⟨

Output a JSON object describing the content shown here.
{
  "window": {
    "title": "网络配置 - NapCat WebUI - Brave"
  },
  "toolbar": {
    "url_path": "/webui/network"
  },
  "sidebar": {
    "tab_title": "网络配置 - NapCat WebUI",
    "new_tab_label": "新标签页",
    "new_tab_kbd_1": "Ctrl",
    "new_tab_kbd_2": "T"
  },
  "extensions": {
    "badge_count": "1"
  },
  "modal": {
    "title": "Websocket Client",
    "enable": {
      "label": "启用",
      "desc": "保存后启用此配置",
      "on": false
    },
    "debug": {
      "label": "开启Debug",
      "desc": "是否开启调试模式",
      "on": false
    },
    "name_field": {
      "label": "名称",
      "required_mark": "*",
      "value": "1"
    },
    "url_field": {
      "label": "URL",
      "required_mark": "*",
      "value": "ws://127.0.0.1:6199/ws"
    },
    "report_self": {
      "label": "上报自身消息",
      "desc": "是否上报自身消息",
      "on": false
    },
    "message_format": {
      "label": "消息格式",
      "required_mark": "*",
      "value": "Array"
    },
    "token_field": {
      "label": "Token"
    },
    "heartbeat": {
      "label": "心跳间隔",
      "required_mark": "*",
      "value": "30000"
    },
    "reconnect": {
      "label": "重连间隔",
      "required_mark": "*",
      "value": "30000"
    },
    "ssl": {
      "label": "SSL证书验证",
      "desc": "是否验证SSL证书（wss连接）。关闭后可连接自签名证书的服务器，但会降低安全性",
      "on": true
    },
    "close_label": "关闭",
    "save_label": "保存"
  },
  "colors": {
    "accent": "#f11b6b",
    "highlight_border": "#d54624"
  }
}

⟩
⟨

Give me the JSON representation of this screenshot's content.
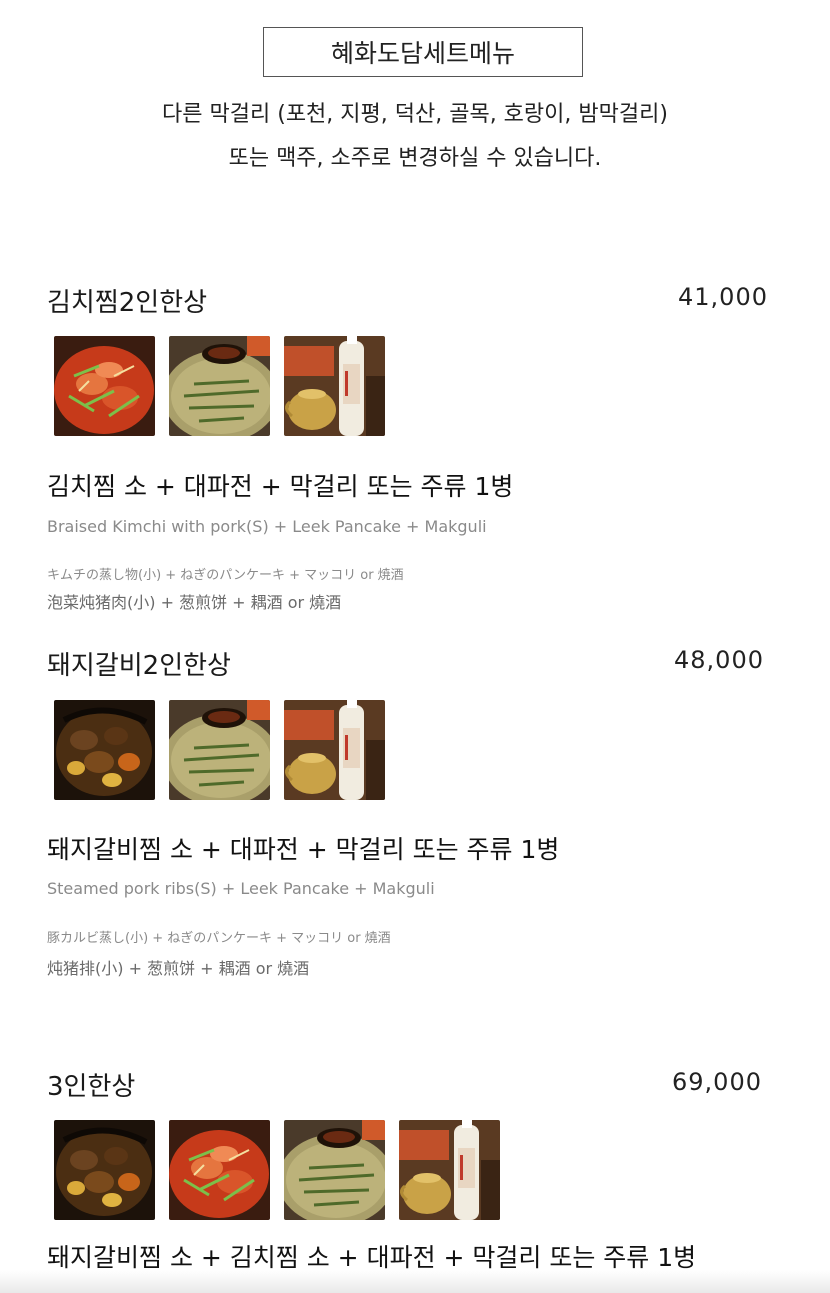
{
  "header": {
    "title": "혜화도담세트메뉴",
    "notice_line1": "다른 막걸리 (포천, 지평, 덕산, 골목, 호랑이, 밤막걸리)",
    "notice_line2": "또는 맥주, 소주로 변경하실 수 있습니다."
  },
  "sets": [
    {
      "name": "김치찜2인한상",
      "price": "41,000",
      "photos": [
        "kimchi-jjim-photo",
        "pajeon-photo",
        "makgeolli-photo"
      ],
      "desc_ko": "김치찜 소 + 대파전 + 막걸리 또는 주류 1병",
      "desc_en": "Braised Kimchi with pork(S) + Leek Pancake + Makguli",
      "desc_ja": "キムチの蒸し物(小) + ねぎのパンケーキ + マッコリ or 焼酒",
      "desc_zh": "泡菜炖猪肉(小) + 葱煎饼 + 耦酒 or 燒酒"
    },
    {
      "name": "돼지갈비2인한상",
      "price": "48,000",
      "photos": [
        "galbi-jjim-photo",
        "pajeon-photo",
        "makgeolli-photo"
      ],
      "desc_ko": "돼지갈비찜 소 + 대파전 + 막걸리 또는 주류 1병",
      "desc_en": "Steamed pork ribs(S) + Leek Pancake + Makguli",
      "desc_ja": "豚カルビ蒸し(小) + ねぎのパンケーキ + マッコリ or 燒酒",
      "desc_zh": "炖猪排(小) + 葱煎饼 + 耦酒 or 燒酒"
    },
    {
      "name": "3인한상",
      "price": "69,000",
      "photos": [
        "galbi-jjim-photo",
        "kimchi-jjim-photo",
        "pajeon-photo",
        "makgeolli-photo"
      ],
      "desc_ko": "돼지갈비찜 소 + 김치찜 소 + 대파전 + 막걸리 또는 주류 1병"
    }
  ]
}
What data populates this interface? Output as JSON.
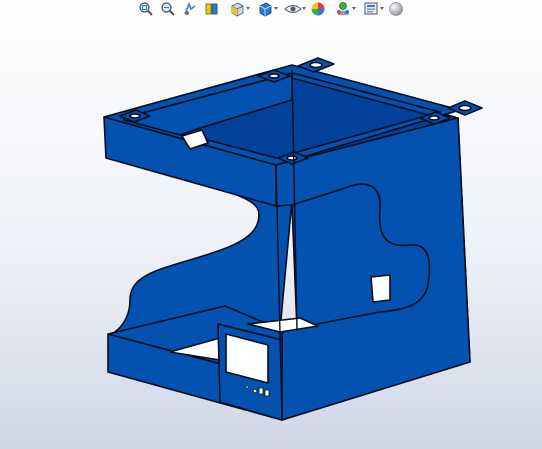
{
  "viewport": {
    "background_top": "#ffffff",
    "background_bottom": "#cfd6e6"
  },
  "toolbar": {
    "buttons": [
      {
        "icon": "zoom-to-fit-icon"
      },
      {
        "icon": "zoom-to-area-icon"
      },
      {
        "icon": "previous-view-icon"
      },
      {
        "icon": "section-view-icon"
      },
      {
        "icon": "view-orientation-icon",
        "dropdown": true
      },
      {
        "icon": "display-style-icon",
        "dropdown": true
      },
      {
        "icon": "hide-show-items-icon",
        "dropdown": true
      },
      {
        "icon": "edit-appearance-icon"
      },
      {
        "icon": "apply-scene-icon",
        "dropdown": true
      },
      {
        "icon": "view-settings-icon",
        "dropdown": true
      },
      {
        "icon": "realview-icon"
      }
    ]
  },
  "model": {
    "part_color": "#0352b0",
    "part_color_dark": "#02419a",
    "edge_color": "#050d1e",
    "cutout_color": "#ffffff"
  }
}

⟩
⟨

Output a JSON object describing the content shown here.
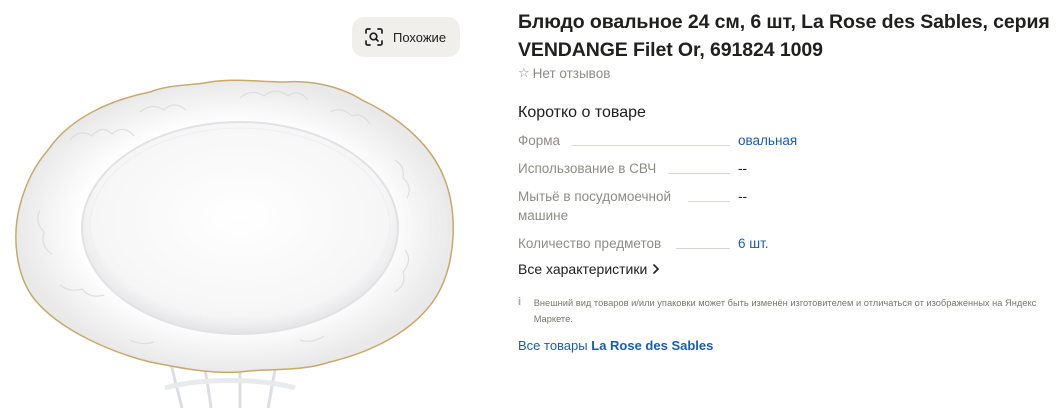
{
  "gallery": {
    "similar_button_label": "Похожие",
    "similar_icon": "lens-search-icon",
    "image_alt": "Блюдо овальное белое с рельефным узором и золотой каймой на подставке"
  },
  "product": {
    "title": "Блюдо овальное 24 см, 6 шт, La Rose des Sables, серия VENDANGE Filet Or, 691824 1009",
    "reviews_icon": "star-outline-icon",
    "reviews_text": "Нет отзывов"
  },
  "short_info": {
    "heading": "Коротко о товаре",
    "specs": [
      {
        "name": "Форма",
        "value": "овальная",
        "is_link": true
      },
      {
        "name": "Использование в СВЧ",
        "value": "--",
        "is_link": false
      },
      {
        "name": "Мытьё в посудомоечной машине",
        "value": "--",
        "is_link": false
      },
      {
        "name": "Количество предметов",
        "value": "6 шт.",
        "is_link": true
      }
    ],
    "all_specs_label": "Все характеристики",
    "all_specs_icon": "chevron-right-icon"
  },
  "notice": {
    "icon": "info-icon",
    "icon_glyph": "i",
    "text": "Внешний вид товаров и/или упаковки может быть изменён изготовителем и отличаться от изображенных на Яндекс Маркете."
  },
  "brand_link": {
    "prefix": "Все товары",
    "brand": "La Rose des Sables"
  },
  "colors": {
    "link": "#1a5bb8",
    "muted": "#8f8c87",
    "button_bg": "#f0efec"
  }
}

⟩

Scan the material for lines with the word "Rose", and copy each line you find.

Complete response:
    "title": "Блюдо овальное 24 см, 6 шт, La Rose des Sables, серия VENDANGE Filet Or, 691824 1009",
    "brand": "La Rose des Sables"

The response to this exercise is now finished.